══ Given data
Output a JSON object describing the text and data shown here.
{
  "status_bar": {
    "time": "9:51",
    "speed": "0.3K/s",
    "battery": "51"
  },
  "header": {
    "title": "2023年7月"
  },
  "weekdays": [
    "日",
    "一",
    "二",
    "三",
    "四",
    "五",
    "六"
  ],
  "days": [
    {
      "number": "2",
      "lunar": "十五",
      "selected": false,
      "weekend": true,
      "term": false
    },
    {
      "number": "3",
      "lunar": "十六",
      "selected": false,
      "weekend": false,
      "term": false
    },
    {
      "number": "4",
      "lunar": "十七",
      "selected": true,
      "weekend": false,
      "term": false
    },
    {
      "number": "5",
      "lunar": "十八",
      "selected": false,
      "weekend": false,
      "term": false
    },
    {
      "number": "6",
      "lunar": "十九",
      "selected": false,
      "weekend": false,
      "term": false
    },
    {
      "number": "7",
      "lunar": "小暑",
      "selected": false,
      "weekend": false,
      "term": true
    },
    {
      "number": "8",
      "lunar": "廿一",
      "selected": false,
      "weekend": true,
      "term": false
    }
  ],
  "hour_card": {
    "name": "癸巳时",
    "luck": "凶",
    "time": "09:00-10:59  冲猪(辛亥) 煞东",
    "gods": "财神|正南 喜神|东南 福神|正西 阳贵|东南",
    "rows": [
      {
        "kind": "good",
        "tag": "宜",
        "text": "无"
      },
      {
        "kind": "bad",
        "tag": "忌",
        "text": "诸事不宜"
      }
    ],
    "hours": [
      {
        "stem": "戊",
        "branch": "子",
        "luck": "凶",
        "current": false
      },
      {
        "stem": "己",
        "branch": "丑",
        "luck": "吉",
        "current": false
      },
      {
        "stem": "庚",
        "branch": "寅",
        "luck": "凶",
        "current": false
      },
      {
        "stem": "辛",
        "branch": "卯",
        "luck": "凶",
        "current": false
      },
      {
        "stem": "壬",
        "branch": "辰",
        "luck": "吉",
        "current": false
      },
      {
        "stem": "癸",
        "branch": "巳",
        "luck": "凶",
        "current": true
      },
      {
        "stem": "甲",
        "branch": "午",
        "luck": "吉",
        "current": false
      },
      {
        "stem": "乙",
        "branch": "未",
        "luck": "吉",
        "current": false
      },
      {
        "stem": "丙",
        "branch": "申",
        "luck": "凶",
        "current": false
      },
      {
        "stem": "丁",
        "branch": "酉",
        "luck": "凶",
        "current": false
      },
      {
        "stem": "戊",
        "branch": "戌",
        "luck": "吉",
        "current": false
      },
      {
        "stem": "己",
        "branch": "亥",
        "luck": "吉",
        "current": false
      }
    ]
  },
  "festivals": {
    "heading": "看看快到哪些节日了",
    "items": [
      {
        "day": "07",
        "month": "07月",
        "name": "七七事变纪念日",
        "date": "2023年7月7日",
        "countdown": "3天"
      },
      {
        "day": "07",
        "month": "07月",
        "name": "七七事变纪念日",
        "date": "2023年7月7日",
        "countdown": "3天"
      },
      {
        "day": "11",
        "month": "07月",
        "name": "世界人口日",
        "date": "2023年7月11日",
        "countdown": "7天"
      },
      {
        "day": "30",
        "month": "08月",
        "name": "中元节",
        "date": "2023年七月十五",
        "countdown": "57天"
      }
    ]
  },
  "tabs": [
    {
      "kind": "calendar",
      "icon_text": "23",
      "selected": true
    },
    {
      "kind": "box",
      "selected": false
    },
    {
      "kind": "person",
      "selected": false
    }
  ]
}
════
Copy out all of the records above with nothing altered.

Output a JSON object describing the text and data shown here.
{
  "status_bar": {
    "time": "9:51",
    "speed": "0.3K/s",
    "battery": "51"
  },
  "header": {
    "title": "2023年7月"
  },
  "weekdays": [
    "日",
    "一",
    "二",
    "三",
    "四",
    "五",
    "六"
  ],
  "days": [
    {
      "number": "2",
      "lunar": "十五",
      "selected": false,
      "weekend": true,
      "term": false
    },
    {
      "number": "3",
      "lunar": "十六",
      "selected": false,
      "weekend": false,
      "term": false
    },
    {
      "number": "4",
      "lunar": "十七",
      "selected": true,
      "weekend": false,
      "term": false
    },
    {
      "number": "5",
      "lunar": "十八",
      "selected": false,
      "weekend": false,
      "term": false
    },
    {
      "number": "6",
      "lunar": "十九",
      "selected": false,
      "weekend": false,
      "term": false
    },
    {
      "number": "7",
      "lunar": "小暑",
      "selected": false,
      "weekend": false,
      "term": true
    },
    {
      "number": "8",
      "lunar": "廿一",
      "selected": false,
      "weekend": true,
      "term": false
    }
  ],
  "hour_card": {
    "name": "癸巳时",
    "luck": "凶",
    "time": "09:00-10:59  冲猪(辛亥) 煞东",
    "gods": "财神|正南 喜神|东南 福神|正西 阳贵|东南",
    "rows": [
      {
        "kind": "good",
        "tag": "宜",
        "text": "无"
      },
      {
        "kind": "bad",
        "tag": "忌",
        "text": "诸事不宜"
      }
    ],
    "hours": [
      {
        "stem": "戊",
        "branch": "子",
        "luck": "凶",
        "current": false
      },
      {
        "stem": "己",
        "branch": "丑",
        "luck": "吉",
        "current": false
      },
      {
        "stem": "庚",
        "branch": "寅",
        "luck": "凶",
        "current": false
      },
      {
        "stem": "辛",
        "branch": "卯",
        "luck": "凶",
        "current": false
      },
      {
        "stem": "壬",
        "branch": "辰",
        "luck": "吉",
        "current": false
      },
      {
        "stem": "癸",
        "branch": "巳",
        "luck": "凶",
        "current": true
      },
      {
        "stem": "甲",
        "branch": "午",
        "luck": "吉",
        "current": false
      },
      {
        "stem": "乙",
        "branch": "未",
        "luck": "吉",
        "current": false
      },
      {
        "stem": "丙",
        "branch": "申",
        "luck": "凶",
        "current": false
      },
      {
        "stem": "丁",
        "branch": "酉",
        "luck": "凶",
        "current": false
      },
      {
        "stem": "戊",
        "branch": "戌",
        "luck": "吉",
        "current": false
      },
      {
        "stem": "己",
        "branch": "亥",
        "luck": "吉",
        "current": false
      }
    ]
  },
  "festivals": {
    "heading": "看看快到哪些节日了",
    "items": [
      {
        "day": "07",
        "month": "07月",
        "name": "七七事变纪念日",
        "date": "2023年7月7日",
        "countdown": "3天"
      },
      {
        "day": "07",
        "month": "07月",
        "name": "七七事变纪念日",
        "date": "2023年7月7日",
        "countdown": "3天"
      },
      {
        "day": "11",
        "month": "07月",
        "name": "世界人口日",
        "date": "2023年7月11日",
        "countdown": "7天"
      },
      {
        "day": "30",
        "month": "08月",
        "name": "中元节",
        "date": "2023年七月十五",
        "countdown": "57天"
      }
    ]
  },
  "tabs": [
    {
      "kind": "calendar",
      "icon_text": "23",
      "selected": true
    },
    {
      "kind": "box",
      "selected": false
    },
    {
      "kind": "person",
      "selected": false
    }
  ]
}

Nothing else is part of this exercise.